» **DIRECTION**: Lines containing the word "模具制作协议" are the ones to copy from the records below.

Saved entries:
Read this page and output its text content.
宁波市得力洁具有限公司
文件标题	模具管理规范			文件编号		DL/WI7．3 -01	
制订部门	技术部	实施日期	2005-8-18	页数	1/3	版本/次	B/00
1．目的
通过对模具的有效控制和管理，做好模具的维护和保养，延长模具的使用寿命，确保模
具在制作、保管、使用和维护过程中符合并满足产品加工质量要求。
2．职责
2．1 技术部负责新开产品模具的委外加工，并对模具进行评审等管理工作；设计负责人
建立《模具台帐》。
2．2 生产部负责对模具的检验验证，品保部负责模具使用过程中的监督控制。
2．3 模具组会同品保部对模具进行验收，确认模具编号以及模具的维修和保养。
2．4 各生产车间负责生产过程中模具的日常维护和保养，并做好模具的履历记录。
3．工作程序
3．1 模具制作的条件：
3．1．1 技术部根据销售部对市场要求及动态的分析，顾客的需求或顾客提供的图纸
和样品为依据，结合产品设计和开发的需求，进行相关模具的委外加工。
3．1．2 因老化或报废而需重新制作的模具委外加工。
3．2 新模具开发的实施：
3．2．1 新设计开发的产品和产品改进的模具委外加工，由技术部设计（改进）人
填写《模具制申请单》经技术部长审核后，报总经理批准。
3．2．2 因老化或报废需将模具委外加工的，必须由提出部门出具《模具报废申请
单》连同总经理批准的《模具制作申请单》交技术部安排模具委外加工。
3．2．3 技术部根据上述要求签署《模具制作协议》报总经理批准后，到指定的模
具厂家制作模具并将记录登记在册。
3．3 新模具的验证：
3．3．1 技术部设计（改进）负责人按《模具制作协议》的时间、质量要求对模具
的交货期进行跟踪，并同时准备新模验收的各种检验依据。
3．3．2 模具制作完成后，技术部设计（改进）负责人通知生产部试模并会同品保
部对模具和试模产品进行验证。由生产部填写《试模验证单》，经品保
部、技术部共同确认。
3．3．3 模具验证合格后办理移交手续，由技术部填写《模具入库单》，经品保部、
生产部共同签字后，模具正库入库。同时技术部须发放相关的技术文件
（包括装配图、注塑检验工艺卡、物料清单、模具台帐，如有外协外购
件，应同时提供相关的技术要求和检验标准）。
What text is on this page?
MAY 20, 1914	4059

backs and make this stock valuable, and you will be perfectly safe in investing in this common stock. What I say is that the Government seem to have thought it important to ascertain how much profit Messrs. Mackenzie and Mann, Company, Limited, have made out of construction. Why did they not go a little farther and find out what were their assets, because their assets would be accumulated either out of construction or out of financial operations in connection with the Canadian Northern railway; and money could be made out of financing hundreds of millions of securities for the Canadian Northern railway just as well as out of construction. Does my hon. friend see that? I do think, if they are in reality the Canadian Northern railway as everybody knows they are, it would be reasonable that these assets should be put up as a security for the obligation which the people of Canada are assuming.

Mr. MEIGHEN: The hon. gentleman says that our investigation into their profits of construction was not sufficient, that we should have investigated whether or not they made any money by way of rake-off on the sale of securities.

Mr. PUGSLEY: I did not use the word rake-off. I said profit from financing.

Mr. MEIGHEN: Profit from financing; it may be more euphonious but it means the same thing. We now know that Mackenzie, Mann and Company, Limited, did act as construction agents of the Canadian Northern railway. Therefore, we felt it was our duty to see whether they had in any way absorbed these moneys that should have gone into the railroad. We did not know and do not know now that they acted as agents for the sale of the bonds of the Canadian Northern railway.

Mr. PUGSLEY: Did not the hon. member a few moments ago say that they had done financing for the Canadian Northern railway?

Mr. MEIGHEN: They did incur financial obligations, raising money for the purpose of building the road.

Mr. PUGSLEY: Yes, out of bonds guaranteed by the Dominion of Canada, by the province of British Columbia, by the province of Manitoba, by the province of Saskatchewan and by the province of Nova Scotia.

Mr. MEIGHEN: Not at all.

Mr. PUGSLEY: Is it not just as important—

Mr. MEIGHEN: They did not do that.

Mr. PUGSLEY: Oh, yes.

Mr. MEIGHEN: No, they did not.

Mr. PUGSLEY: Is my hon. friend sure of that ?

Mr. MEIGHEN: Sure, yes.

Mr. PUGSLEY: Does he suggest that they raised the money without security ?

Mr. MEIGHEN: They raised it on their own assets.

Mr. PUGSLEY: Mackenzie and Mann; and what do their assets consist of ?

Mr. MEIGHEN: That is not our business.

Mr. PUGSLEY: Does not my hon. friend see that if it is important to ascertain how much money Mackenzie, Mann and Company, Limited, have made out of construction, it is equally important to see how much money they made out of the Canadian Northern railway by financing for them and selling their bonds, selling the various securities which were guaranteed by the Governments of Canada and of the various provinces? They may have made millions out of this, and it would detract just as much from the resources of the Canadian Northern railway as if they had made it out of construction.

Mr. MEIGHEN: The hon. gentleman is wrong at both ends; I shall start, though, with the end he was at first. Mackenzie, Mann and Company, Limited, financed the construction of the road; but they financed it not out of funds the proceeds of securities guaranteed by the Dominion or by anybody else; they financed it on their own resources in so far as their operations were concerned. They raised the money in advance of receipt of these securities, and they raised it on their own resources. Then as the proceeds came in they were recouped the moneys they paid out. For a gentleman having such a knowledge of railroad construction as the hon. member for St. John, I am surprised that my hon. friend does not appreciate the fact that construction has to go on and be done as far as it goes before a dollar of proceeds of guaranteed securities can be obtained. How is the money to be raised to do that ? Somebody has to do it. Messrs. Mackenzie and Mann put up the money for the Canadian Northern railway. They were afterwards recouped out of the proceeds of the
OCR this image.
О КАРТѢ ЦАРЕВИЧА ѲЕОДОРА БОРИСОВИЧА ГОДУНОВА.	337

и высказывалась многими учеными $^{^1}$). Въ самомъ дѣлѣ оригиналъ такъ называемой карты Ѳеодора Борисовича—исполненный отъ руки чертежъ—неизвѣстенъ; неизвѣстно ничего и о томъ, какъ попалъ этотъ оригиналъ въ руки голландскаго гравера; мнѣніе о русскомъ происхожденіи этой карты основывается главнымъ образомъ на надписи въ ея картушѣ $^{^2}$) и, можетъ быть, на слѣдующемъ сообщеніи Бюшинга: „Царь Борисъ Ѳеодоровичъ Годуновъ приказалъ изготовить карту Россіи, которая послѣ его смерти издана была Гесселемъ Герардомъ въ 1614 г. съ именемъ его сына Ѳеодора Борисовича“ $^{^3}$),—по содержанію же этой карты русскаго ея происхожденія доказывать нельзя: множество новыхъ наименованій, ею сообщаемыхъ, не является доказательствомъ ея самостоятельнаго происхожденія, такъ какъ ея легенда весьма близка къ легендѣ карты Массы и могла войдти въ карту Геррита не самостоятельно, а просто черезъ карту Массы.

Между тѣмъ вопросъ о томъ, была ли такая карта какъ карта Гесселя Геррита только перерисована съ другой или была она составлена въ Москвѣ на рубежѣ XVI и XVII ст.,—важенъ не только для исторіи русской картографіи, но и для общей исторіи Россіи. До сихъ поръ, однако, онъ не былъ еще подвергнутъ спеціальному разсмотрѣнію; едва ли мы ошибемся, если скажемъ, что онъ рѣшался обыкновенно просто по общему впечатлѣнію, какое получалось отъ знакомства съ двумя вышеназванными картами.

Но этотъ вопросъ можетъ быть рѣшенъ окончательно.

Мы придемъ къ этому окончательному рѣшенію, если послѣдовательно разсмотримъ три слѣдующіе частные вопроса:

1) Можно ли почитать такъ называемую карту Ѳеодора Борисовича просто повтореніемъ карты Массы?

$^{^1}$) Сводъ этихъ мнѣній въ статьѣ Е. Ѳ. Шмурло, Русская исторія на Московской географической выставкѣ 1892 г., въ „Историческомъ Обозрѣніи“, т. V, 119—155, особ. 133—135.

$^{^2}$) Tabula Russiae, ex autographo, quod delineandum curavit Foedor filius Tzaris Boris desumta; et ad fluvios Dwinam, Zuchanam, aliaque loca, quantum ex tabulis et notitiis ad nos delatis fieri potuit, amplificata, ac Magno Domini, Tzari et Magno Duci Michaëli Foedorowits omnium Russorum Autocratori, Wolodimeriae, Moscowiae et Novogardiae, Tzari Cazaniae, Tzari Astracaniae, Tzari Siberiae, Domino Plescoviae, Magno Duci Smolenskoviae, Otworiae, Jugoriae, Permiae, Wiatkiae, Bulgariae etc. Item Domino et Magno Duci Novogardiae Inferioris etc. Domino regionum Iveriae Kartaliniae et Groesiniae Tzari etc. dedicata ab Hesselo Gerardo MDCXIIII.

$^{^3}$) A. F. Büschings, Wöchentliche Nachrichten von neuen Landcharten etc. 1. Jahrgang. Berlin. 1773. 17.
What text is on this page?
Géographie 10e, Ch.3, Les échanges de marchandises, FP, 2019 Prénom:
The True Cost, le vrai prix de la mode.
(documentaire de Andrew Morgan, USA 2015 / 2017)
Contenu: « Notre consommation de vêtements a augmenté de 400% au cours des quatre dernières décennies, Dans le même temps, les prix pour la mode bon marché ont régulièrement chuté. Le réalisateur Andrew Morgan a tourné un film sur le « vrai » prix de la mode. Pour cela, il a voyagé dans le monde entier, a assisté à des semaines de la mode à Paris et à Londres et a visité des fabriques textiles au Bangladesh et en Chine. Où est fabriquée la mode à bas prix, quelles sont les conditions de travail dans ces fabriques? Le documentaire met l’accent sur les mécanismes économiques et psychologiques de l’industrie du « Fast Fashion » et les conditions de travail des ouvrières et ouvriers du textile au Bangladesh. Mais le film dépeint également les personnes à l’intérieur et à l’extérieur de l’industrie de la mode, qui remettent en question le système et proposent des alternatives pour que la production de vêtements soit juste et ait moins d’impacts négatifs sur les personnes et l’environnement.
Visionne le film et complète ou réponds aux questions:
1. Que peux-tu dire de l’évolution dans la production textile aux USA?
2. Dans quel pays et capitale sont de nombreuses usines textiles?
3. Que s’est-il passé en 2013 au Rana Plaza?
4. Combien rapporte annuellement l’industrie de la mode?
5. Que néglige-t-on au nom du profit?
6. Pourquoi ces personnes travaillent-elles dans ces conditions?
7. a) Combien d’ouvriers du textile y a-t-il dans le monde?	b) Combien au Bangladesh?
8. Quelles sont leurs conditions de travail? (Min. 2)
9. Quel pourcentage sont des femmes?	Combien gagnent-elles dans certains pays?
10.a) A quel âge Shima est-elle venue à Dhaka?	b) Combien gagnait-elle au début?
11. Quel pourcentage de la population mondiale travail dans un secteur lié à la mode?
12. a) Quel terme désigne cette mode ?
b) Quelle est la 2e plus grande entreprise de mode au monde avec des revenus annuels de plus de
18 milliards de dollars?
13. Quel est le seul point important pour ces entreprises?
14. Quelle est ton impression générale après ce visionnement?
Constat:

» **COMPLETED TASK**:
3．2．3 技术部根据上述要求签署《模具制作协议》报总经理批准后，到指定的模
3．3．1 技术部设计（改进）负责人按《模具制作协议》的时间、质量要求对模具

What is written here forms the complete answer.